======== DATA LISTING

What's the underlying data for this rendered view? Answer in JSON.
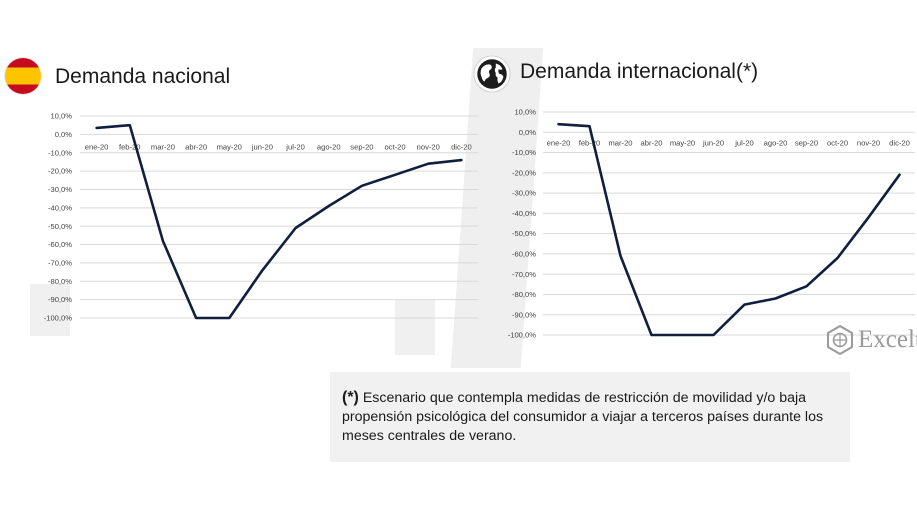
{
  "left_panel": {
    "title": "Demanda nacional",
    "flag_icon": "spain-flag-icon"
  },
  "right_panel": {
    "title": "Demanda internacional(*)",
    "globe_icon": "globe-icon"
  },
  "logo": {
    "text": "Excelt",
    "icon": "hexagon-logo-icon"
  },
  "note": {
    "marker": "(*)",
    "text": " Escenario que contempla medidas de restricción de movilidad y/o baja propensión psicológica del consumidor a  viajar a terceros países durante los meses centrales de verano."
  },
  "colors": {
    "series": "#0f1f3d",
    "grid": "#d9d9d9"
  },
  "chart_data": [
    {
      "type": "line",
      "title": "Demanda nacional",
      "categories": [
        "ene-20",
        "feb-20",
        "mar-20",
        "abr-20",
        "may-20",
        "jun-20",
        "jul-20",
        "ago-20",
        "sep-20",
        "oct-20",
        "nov-20",
        "dic-20"
      ],
      "series": [
        {
          "values": [
            3.5,
            5,
            -58,
            -100,
            -100,
            -74,
            -51,
            -39,
            -28,
            -22,
            -16,
            -14
          ]
        }
      ],
      "y_ticks": [
        "10,0%",
        "0,0%",
        "-10,0%",
        "-20,0%",
        "-30,0%",
        "-40,0%",
        "-50,0%",
        "-60,0%",
        "-70,0%",
        "-80,0%",
        "-90,0%",
        "-100,0%"
      ],
      "ylim": [
        -100,
        10
      ],
      "grid": true,
      "x_axis_position": "top"
    },
    {
      "type": "line",
      "title": "Demanda internacional(*)",
      "categories": [
        "ene-20",
        "feb-20",
        "mar-20",
        "abr-20",
        "may-20",
        "jun-20",
        "jul-20",
        "ago-20",
        "sep-20",
        "oct-20",
        "nov-20",
        "dic-20"
      ],
      "series": [
        {
          "values": [
            4,
            3,
            -61,
            -100,
            -100,
            -100,
            -85,
            -82,
            -76,
            -62,
            -42,
            -21
          ]
        }
      ],
      "y_ticks": [
        "10,0%",
        "0,0%",
        "-10,0%",
        "-20,0%",
        "-30,0%",
        "-40,0%",
        "-50,0%",
        "-60,0%",
        "-70,0%",
        "-80,0%",
        "-90,0%",
        "-100,0%"
      ],
      "ylim": [
        -100,
        10
      ],
      "grid": true,
      "x_axis_position": "top"
    }
  ]
}
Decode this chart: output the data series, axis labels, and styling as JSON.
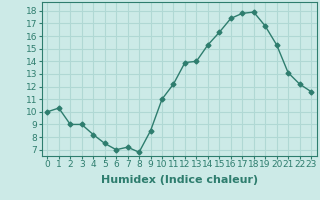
{
  "x": [
    0,
    1,
    2,
    3,
    4,
    5,
    6,
    7,
    8,
    9,
    10,
    11,
    12,
    13,
    14,
    15,
    16,
    17,
    18,
    19,
    20,
    21,
    22,
    23
  ],
  "y": [
    10,
    10.3,
    9,
    9,
    8.2,
    7.5,
    7,
    7.2,
    6.8,
    8.5,
    11,
    12.2,
    13.9,
    14,
    15.3,
    16.3,
    17.4,
    17.8,
    17.9,
    16.8,
    15.3,
    13.1,
    12.2,
    11.6
  ],
  "line_color": "#2e7d6e",
  "marker": "D",
  "marker_size": 2.5,
  "bg_color": "#cceae7",
  "grid_color": "#b0d8d4",
  "xlabel": "Humidex (Indice chaleur)",
  "xlabel_fontsize": 8,
  "ylim": [
    6.5,
    18.7
  ],
  "xlim": [
    -0.5,
    23.5
  ],
  "yticks": [
    7,
    8,
    9,
    10,
    11,
    12,
    13,
    14,
    15,
    16,
    17,
    18
  ],
  "xticks": [
    0,
    1,
    2,
    3,
    4,
    5,
    6,
    7,
    8,
    9,
    10,
    11,
    12,
    13,
    14,
    15,
    16,
    17,
    18,
    19,
    20,
    21,
    22,
    23
  ],
  "tick_fontsize": 6.5,
  "line_width": 1.0
}
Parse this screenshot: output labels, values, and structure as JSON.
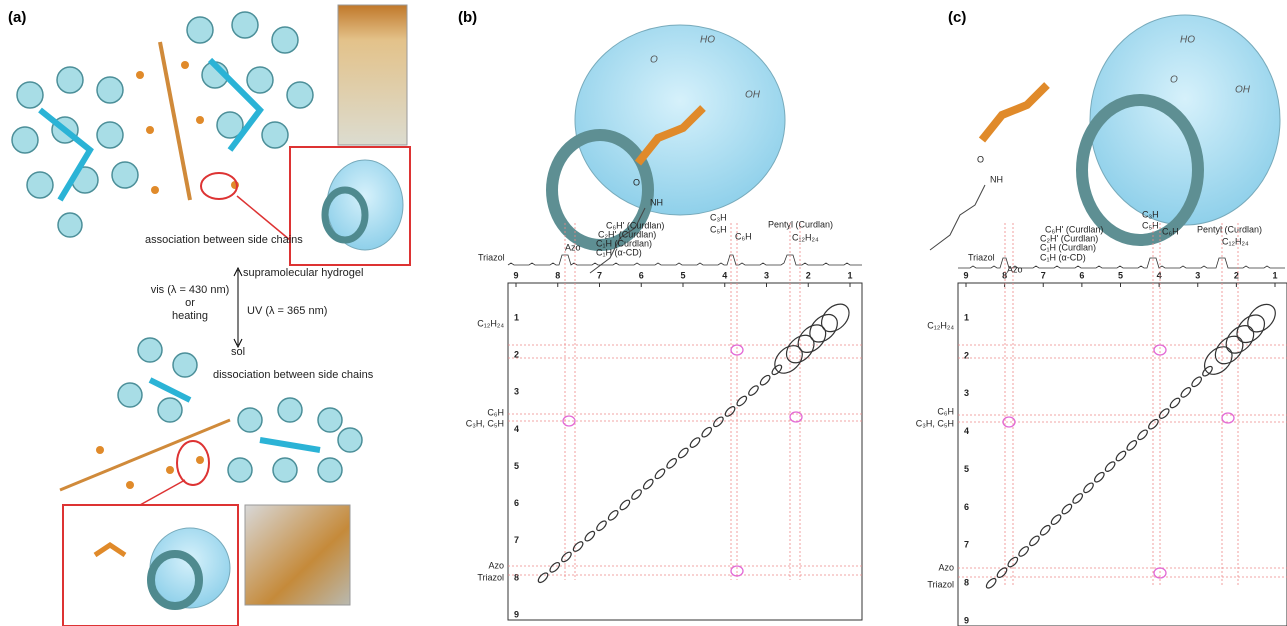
{
  "panel_a": {
    "label": "(a)",
    "caption_top": "association between side chains",
    "state_top": "supramolecular hydrogel",
    "stimulus_forward": [
      "vis (λ = 430 nm)",
      "or",
      "heating"
    ],
    "stimulus_reverse": "UV (λ = 365 nm)",
    "state_bottom": "sol",
    "caption_bottom": "dissociation between side chains"
  },
  "panel_b": {
    "label": "(b)",
    "peak_labels": [
      "Triazol",
      "Azo",
      "C₆H' (Curdlan)",
      "C₂H' (Curdlan)",
      "C₁H (Curdlan)",
      "C₁H (α-CD)",
      "C₃H",
      "C₅H",
      "C₆H",
      "Pentyl (Curdlan)",
      "C₁₂H₂₄"
    ],
    "x_ticks": [
      9,
      8,
      7,
      6,
      5,
      4,
      3,
      2,
      1
    ],
    "y_ticks": [
      1,
      2,
      3,
      4,
      5,
      6,
      7,
      8,
      9
    ],
    "row_labels": [
      "C₁₂H₂₄",
      "C₆H",
      "C₃H, C₅H",
      "Azo",
      "Triazol"
    ],
    "structure_labels": [
      "O",
      "NH"
    ],
    "cd_labels": [
      "HO",
      "OH",
      "O"
    ]
  },
  "panel_c": {
    "label": "(c)",
    "peak_labels": [
      "Triazol",
      "Azo",
      "C₆H' (Curdlan)",
      "C₂H' (Curdlan)",
      "C₁H (Curdlan)",
      "C₁H (α-CD)",
      "C₃H",
      "C₅H",
      "C₆H",
      "Pentyl (Curdlan)",
      "C₁₂H₂₄"
    ],
    "x_ticks": [
      9,
      8,
      7,
      6,
      5,
      4,
      3,
      2,
      1
    ],
    "y_ticks": [
      1,
      2,
      3,
      4,
      5,
      6,
      7,
      8,
      9
    ],
    "row_labels": [
      "C₁₂H₂₄",
      "C₆H",
      "C₃H, C₅H",
      "Azo",
      "Triazol"
    ],
    "structure_labels": [
      "O",
      "NH"
    ],
    "cd_labels": [
      "HO",
      "OH",
      "O"
    ]
  }
}
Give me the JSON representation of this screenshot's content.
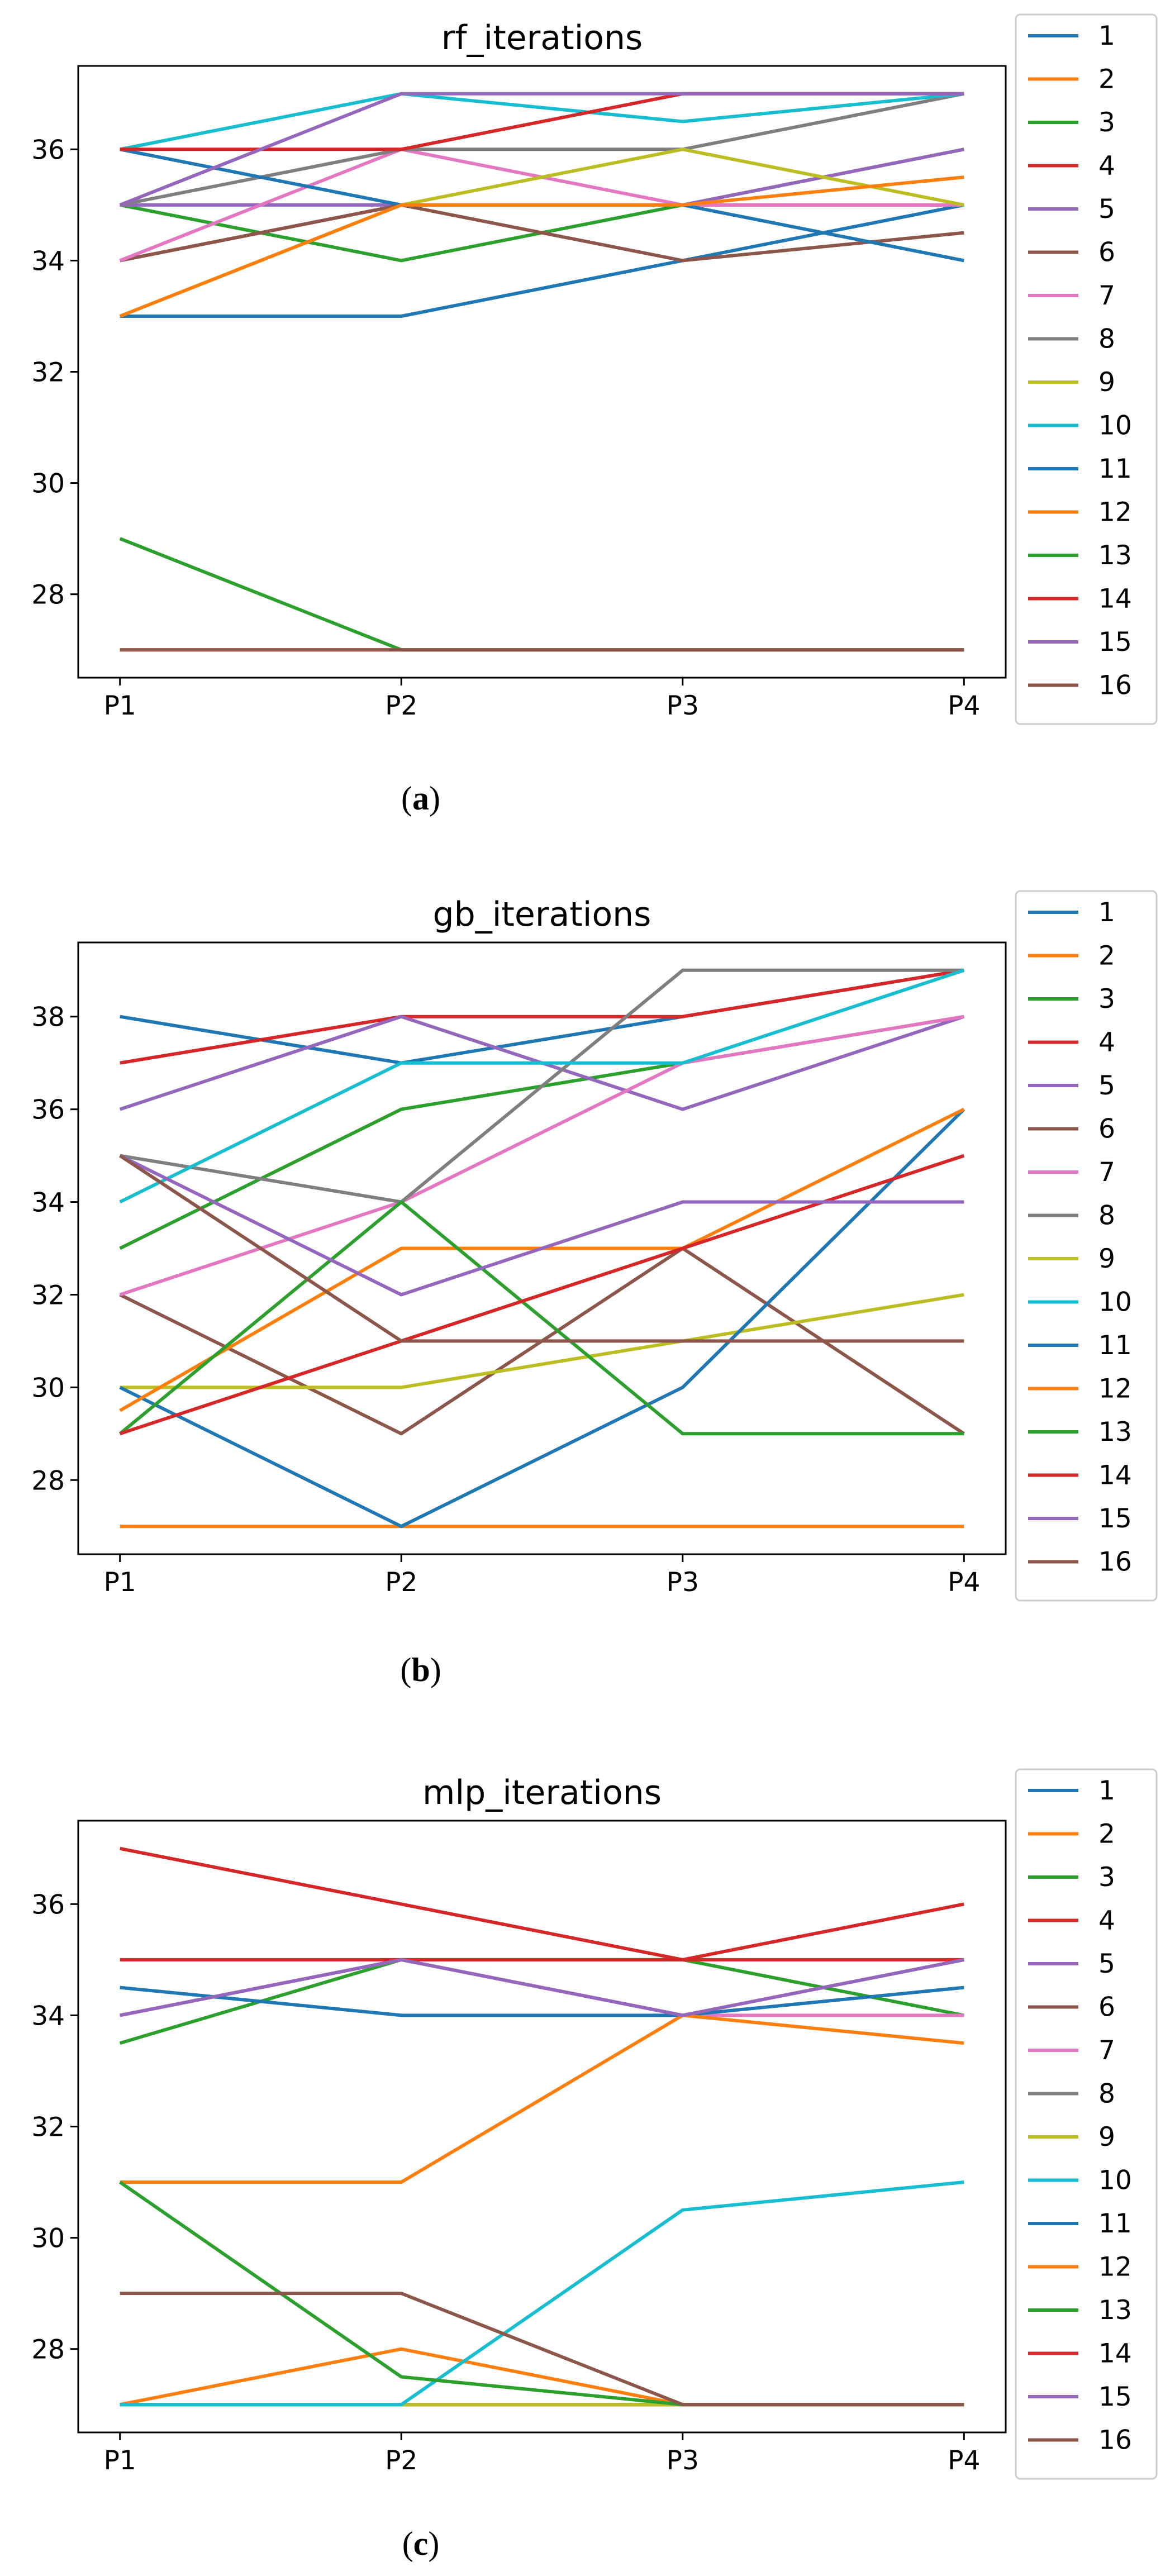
{
  "chart_data": [
    {
      "type": "line",
      "title": "rf_iterations",
      "subfigure_label": "a",
      "categories": [
        "P1",
        "P2",
        "P3",
        "P4"
      ],
      "ylim": [
        26.5,
        37.5
      ],
      "yticks": [
        28,
        30,
        32,
        34,
        36
      ],
      "grid": false,
      "legend": "right-outside",
      "series": [
        {
          "name": "1",
          "color": "#1f77b4",
          "values": [
            33,
            33,
            34,
            35
          ]
        },
        {
          "name": "2",
          "color": "#ff7f0e",
          "values": [
            27,
            27,
            27,
            27
          ]
        },
        {
          "name": "3",
          "color": "#2ca02c",
          "values": [
            35,
            34,
            35,
            36
          ]
        },
        {
          "name": "4",
          "color": "#d62728",
          "values": [
            34,
            35,
            35,
            35
          ]
        },
        {
          "name": "5",
          "color": "#9467bd",
          "values": [
            35,
            35,
            35,
            36
          ]
        },
        {
          "name": "6",
          "color": "#8c564b",
          "values": [
            34,
            35,
            34,
            34.5
          ]
        },
        {
          "name": "7",
          "color": "#e377c2",
          "values": [
            34,
            36,
            35,
            35
          ]
        },
        {
          "name": "8",
          "color": "#7f7f7f",
          "values": [
            35,
            36,
            36,
            37
          ]
        },
        {
          "name": "9",
          "color": "#bcbd22",
          "values": [
            33,
            35,
            36,
            35
          ]
        },
        {
          "name": "10",
          "color": "#17becf",
          "values": [
            36,
            37,
            36.5,
            37
          ]
        },
        {
          "name": "11",
          "color": "#1f77b4",
          "values": [
            36,
            35,
            35,
            34
          ]
        },
        {
          "name": "12",
          "color": "#ff7f0e",
          "values": [
            33,
            35,
            35,
            35.5
          ]
        },
        {
          "name": "13",
          "color": "#2ca02c",
          "values": [
            29,
            27,
            27,
            27
          ]
        },
        {
          "name": "14",
          "color": "#d62728",
          "values": [
            36,
            36,
            37,
            37
          ]
        },
        {
          "name": "15",
          "color": "#9467bd",
          "values": [
            35,
            37,
            37,
            37
          ]
        },
        {
          "name": "16",
          "color": "#8c564b",
          "values": [
            27,
            27,
            27,
            27
          ]
        }
      ]
    },
    {
      "type": "line",
      "title": "gb_iterations",
      "subfigure_label": "b",
      "categories": [
        "P1",
        "P2",
        "P3",
        "P4"
      ],
      "ylim": [
        26.4,
        39.6
      ],
      "yticks": [
        28,
        30,
        32,
        34,
        36,
        38
      ],
      "grid": false,
      "legend": "right-outside",
      "series": [
        {
          "name": "1",
          "color": "#1f77b4",
          "values": [
            38,
            37,
            38,
            39
          ]
        },
        {
          "name": "2",
          "color": "#ff7f0e",
          "values": [
            27,
            27,
            27,
            27
          ]
        },
        {
          "name": "3",
          "color": "#2ca02c",
          "values": [
            33,
            36,
            37,
            38
          ]
        },
        {
          "name": "4",
          "color": "#d62728",
          "values": [
            37,
            38,
            38,
            39
          ]
        },
        {
          "name": "5",
          "color": "#9467bd",
          "values": [
            36,
            38,
            36,
            38
          ]
        },
        {
          "name": "6",
          "color": "#8c564b",
          "values": [
            32,
            29,
            33,
            29
          ]
        },
        {
          "name": "7",
          "color": "#e377c2",
          "values": [
            32,
            34,
            37,
            38
          ]
        },
        {
          "name": "8",
          "color": "#7f7f7f",
          "values": [
            35,
            34,
            39,
            39
          ]
        },
        {
          "name": "9",
          "color": "#bcbd22",
          "values": [
            30,
            30,
            31,
            32
          ]
        },
        {
          "name": "10",
          "color": "#17becf",
          "values": [
            34,
            37,
            37,
            39
          ]
        },
        {
          "name": "11",
          "color": "#1f77b4",
          "values": [
            30,
            27,
            30,
            36
          ]
        },
        {
          "name": "12",
          "color": "#ff7f0e",
          "values": [
            29.5,
            33,
            33,
            36
          ]
        },
        {
          "name": "13",
          "color": "#2ca02c",
          "values": [
            29,
            34,
            29,
            29
          ]
        },
        {
          "name": "14",
          "color": "#d62728",
          "values": [
            29,
            31,
            33,
            35
          ]
        },
        {
          "name": "15",
          "color": "#9467bd",
          "values": [
            35,
            32,
            34,
            34
          ]
        },
        {
          "name": "16",
          "color": "#8c564b",
          "values": [
            35,
            31,
            31,
            31
          ]
        }
      ]
    },
    {
      "type": "line",
      "title": "mlp_iterations",
      "subfigure_label": "c",
      "categories": [
        "P1",
        "P2",
        "P3",
        "P4"
      ],
      "ylim": [
        26.5,
        37.5
      ],
      "yticks": [
        28,
        30,
        32,
        34,
        36
      ],
      "grid": false,
      "legend": "right-outside",
      "series": [
        {
          "name": "1",
          "color": "#1f77b4",
          "values": [
            27,
            27,
            27,
            27
          ]
        },
        {
          "name": "2",
          "color": "#ff7f0e",
          "values": [
            27,
            28,
            27,
            27
          ]
        },
        {
          "name": "3",
          "color": "#2ca02c",
          "values": [
            33.5,
            35,
            35,
            34
          ]
        },
        {
          "name": "4",
          "color": "#d62728",
          "values": [
            37,
            36,
            35,
            36
          ]
        },
        {
          "name": "5",
          "color": "#9467bd",
          "values": [
            34,
            35,
            34,
            35
          ]
        },
        {
          "name": "6",
          "color": "#8c564b",
          "values": [
            27,
            27,
            27,
            27
          ]
        },
        {
          "name": "7",
          "color": "#e377c2",
          "values": [
            34,
            35,
            34,
            34
          ]
        },
        {
          "name": "8",
          "color": "#7f7f7f",
          "values": [
            27,
            27,
            27,
            27
          ]
        },
        {
          "name": "9",
          "color": "#bcbd22",
          "values": [
            27,
            27,
            27,
            27
          ]
        },
        {
          "name": "10",
          "color": "#17becf",
          "values": [
            27,
            27,
            30.5,
            31
          ]
        },
        {
          "name": "11",
          "color": "#1f77b4",
          "values": [
            34.5,
            34,
            34,
            34.5
          ]
        },
        {
          "name": "12",
          "color": "#ff7f0e",
          "values": [
            31,
            31,
            34,
            33.5
          ]
        },
        {
          "name": "13",
          "color": "#2ca02c",
          "values": [
            31,
            27.5,
            27,
            27
          ]
        },
        {
          "name": "14",
          "color": "#d62728",
          "values": [
            35,
            35,
            35,
            35
          ]
        },
        {
          "name": "15",
          "color": "#9467bd",
          "values": [
            34,
            35,
            34,
            35
          ]
        },
        {
          "name": "16",
          "color": "#8c564b",
          "values": [
            29,
            29,
            27,
            27
          ]
        }
      ]
    }
  ]
}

================

* GIVEN PROBLEM *
Search the data for the string "Demanda" and copy each line where it appears.

* EXERCISE OUTPUT *
    "title": "Demanda nacional",
    "title": "Demanda internacional(*)",
      "title": "Demanda nacional",
      "title": "Demanda internacional(*)",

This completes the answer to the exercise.